Requirements: In the listing below, find every line with the string "JSON" and pull it out.

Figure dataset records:
== == ==
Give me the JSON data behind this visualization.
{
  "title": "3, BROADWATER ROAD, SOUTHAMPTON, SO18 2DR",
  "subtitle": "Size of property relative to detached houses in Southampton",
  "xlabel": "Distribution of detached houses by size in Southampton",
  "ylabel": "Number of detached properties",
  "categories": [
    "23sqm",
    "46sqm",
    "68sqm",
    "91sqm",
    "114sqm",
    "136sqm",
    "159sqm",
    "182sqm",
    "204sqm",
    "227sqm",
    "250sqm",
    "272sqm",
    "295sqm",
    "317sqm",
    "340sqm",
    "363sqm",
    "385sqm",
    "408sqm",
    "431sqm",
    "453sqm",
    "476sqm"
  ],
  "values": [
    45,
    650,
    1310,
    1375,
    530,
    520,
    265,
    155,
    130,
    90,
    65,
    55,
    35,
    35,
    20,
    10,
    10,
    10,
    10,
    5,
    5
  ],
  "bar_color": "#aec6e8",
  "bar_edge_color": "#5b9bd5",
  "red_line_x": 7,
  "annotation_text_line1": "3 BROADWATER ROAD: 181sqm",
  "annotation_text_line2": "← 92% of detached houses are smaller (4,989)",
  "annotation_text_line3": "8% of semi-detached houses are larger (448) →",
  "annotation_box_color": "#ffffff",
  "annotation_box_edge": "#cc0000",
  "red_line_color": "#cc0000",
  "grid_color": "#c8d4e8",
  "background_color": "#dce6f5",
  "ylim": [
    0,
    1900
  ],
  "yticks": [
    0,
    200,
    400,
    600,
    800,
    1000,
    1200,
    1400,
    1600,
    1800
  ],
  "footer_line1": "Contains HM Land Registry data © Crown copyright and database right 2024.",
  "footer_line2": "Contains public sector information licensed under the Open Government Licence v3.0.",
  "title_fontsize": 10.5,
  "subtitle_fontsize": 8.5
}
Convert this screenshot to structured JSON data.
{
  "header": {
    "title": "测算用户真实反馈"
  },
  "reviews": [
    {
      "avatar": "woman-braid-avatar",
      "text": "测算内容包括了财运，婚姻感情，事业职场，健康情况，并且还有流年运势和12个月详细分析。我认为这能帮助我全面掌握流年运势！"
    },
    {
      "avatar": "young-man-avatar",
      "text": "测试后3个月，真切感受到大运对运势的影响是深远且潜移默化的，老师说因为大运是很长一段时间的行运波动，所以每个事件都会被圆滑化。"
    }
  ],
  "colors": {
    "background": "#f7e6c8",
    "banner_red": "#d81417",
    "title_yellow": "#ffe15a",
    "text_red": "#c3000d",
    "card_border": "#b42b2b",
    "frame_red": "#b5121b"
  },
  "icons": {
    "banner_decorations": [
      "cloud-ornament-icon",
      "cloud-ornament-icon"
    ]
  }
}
== == ==
Exercise result:
Give me the JSON data behind this visualization.
Convert this screenshot to structured JSON data.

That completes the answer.